→ **THE TASK**:
Filter this data down to the lines that hold "document", and copy them.

→ **DATASET ENTRIES**:
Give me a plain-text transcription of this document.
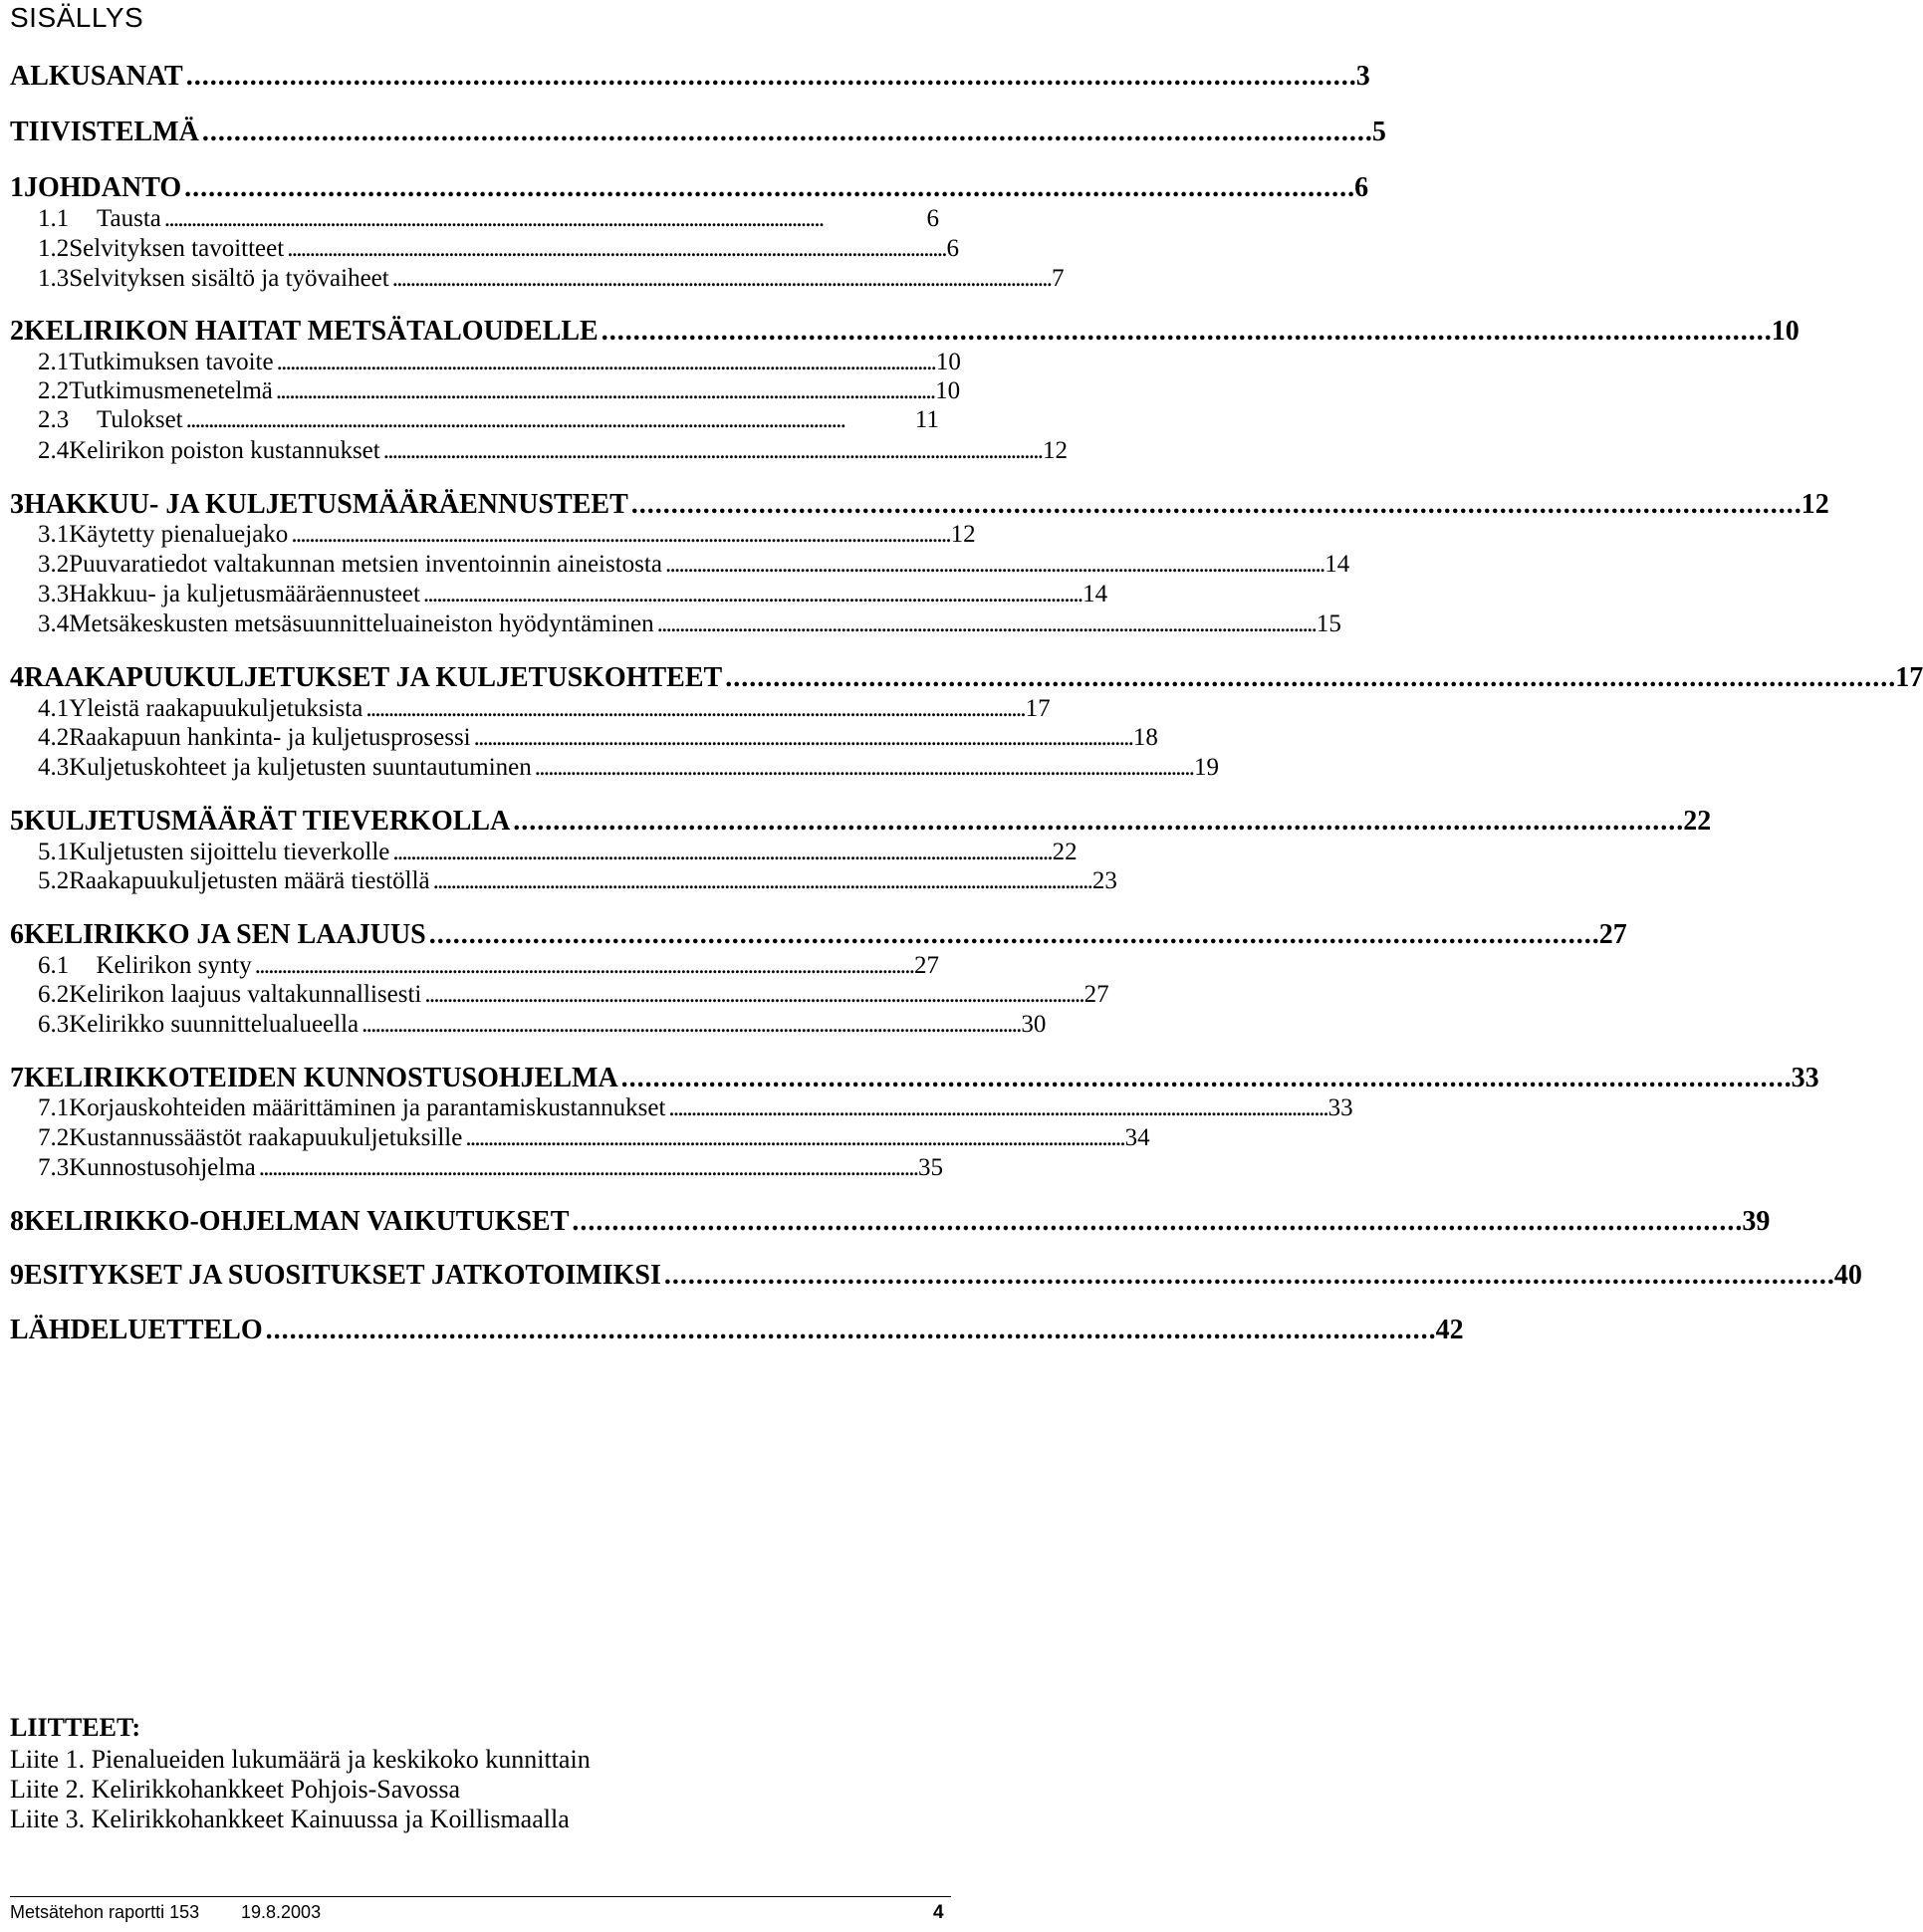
SISÄLLYS
ALKUSANAT . . .	3
TIIVISTELMÄ . . .	5
1 JOHDANTO . . .	6
1.1	Tausta . . .	6
1.2 Selvityksen tavoitteet . . .	6
1.3 Selvityksen sisältö ja työvaiheet . . .	7
2 KELIRIKON HAITAT METSÄTALOUDELLE . . .	10
2.1 Tutkimuksen tavoite . . .	10
2.2 Tutkimusmenetelmä . . .	10
2.3	Tulokset . . .	11
2.4 Kelirikon poiston kustannukset . . .	12
3 HAKKUU- JA KULJETUSMÄÄRÄENNUSTEET . . .	12
3.1 Käytetty pienaluejako . . .	12
3.2 Puuvaratiedot valtakunnan metsien inventoinnin aineistosta . . .	14
3.3 Hakkuu- ja kuljetusmääräennusteet . . .	14
3.4 Metsäkeskusten metsäsuunnitteluaineiston hyödyntäminen . . .	15
4 RAAKAPUUKULJETUKSET JA KULJETUSKOHTEET . . .	17
4.1 Yleistä raakapuukuljetuksista . . .	17
4.2 Raakapuun hankinta- ja kuljetusprosessi . . .	18
4.3 Kuljetuskohteet ja kuljetusten suuntautuminen . . .	19
5 KULJETUSMÄÄRÄT TIEVERKOLLA . . .	22
5.1 Kuljetusten sijoittelu tieverkolle . . .	22
5.2 Raakapuukuljetusten määrä tiestöllä . . .	23
6 KELIRIKKO JA SEN LAAJUUS . . .	27
6.1	Kelirikon synty . . .	27
6.2 Kelirikon laajuus valtakunnallisesti . . .	27
6.3 Kelirikko suunnittelualueella . . .	30
7 KELIRIKKOTEIDEN KUNNOSTUSOHJELMA . . .	33
7.1 Korjauskohteiden määrittäminen ja parantamiskustannukset . . .	33
7.2 Kustannussäästöt raakapuukuljetuksille . . .	34
7.3 Kunnostusohjelma . . .	35
8 KELIRIKKO-OHJELMAN VAIKUTUKSET . . .	39
9 ESITYKSET JA SUOSITUKSET JATKOTOIMIKSI . . .	40
LÄHDELUETTELO . . .	42
LIITTEET:
Liite 1. Pienalueiden lukumäärä ja keskikoko kunnittain
Liite 2. Kelirikkohankkeet Pohjois-Savossa
Liite 3. Kelirikkohankkeet Kainuussa ja Koillismaalla
Metsätehon raportti 153 19.8.2003	4
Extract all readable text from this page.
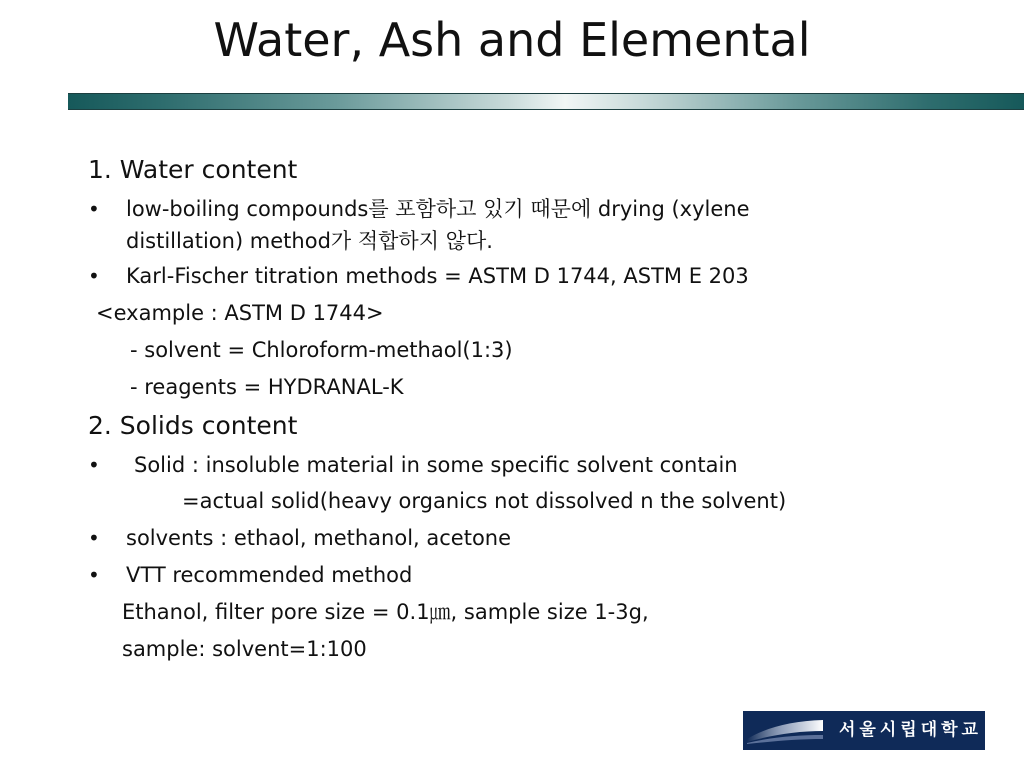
Water, Ash and Elemental
1. Water content
• low-boiling compounds를 포함하고 있기 때문에 drying (xylene
distillation) method가 적합하지 않다.
• Karl-Fischer titration methods = ASTM D 1744, ASTM E 203
<example : ASTM D 1744>
- solvent = Chloroform-methaol(1:3)
- reagents = HYDRANAL-K
2. Solids content
• Solid : insoluble material in some specific solvent contain
=actual solid(heavy organics not dissolved n the solvent)
• solvents : ethaol, methanol, acetone
• VTT recommended method
Ethanol, filter pore size = 0.1㎛, sample size 1-3g,
sample: solvent=1:100
서울시립대학교
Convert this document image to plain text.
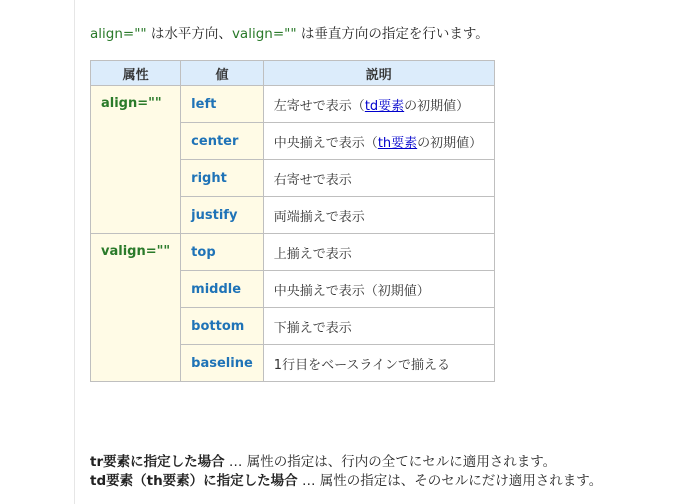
align="" は水平方向、valign="" は垂直方向の指定を行います。
属性	値	説明
align=""	left	左寄せで表示（td要素の初期値）
	center	中央揃えで表示（th要素の初期値）
	right	右寄せで表示
	justify	両端揃えで表示
valign=""	top	上揃えで表示
	middle	中央揃えで表示（初期値）
	bottom	下揃えで表示
	baseline	1行目をベースラインで揃える
tr要素に指定した場合 … 属性の指定は、行内の全てにセルに適用されます。
td要素（th要素）に指定した場合 … 属性の指定は、そのセルにだけ適用されます。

→ **COMPLETE ANSWER**:
Give me a plain-text transcription of this document.
Convert this document image to plain text.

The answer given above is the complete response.